## Task requirements
Restate the complete material exactly.

## Excerpt from a dataset

---

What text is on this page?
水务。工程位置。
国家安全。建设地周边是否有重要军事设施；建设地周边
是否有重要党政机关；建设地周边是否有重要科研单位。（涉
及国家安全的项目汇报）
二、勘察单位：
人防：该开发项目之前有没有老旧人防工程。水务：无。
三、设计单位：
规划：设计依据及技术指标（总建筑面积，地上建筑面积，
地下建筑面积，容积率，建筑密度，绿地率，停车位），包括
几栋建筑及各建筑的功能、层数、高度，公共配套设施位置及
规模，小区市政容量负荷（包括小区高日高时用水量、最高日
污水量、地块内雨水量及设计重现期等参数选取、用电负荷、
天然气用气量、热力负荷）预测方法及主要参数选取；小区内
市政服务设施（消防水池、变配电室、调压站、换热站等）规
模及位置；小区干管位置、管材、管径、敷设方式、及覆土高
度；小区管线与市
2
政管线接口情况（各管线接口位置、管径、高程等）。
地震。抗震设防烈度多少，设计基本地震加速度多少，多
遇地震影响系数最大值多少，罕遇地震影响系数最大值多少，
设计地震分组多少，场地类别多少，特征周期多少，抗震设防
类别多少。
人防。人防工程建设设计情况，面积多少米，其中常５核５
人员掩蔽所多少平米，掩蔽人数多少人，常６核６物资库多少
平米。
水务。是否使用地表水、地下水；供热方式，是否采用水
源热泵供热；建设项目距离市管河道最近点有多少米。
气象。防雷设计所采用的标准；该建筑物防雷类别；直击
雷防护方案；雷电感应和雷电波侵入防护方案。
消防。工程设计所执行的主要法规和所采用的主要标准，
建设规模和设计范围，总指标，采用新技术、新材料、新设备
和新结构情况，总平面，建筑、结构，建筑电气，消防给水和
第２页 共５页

---

## Correct output
What text is on this page?
水务。工程位置。
国家安全。建设地周边是否有重要军事设施；建设地周边
是否有重要党政机关；建设地周边是否有重要科研单位。（涉
及国家安全的项目汇报）
二、勘察单位：
人防：该开发项目之前有没有老旧人防工程。水务：无。
三、设计单位：
规划：设计依据及技术指标（总建筑面积，地上建筑面积，
地下建筑面积，容积率，建筑密度，绿地率，停车位），包括
几栋建筑及各建筑的功能、层数、高度，公共配套设施位置及
规模，小区市政容量负荷（包括小区高日高时用水量、最高日
污水量、地块内雨水量及设计重现期等参数选取、用电负荷、
天然气用气量、热力负荷）预测方法及主要参数选取；小区内
市政服务设施（消防水池、变配电室、调压站、换热站等）规
模及位置；小区干管位置、管材、管径、敷设方式、及覆土高
度；小区管线与市
2
政管线接口情况（各管线接口位置、管径、高程等）。
地震。抗震设防烈度多少，设计基本地震加速度多少，多
遇地震影响系数最大值多少，罕遇地震影响系数最大值多少，
设计地震分组多少，场地类别多少，特征周期多少，抗震设防
类别多少。
人防。人防工程建设设计情况，面积多少米，其中常５核５
人员掩蔽所多少平米，掩蔽人数多少人，常６核６物资库多少
平米。
水务。是否使用地表水、地下水；供热方式，是否采用水
源热泵供热；建设项目距离市管河道最近点有多少米。
气象。防雷设计所采用的标准；该建筑物防雷类别；直击
雷防护方案；雷电感应和雷电波侵入防护方案。
消防。工程设计所执行的主要法规和所采用的主要标准，
建设规模和设计范围，总指标，采用新技术、新材料、新设备
和新结构情况，总平面，建筑、结构，建筑电气，消防给水和
第２页 共５页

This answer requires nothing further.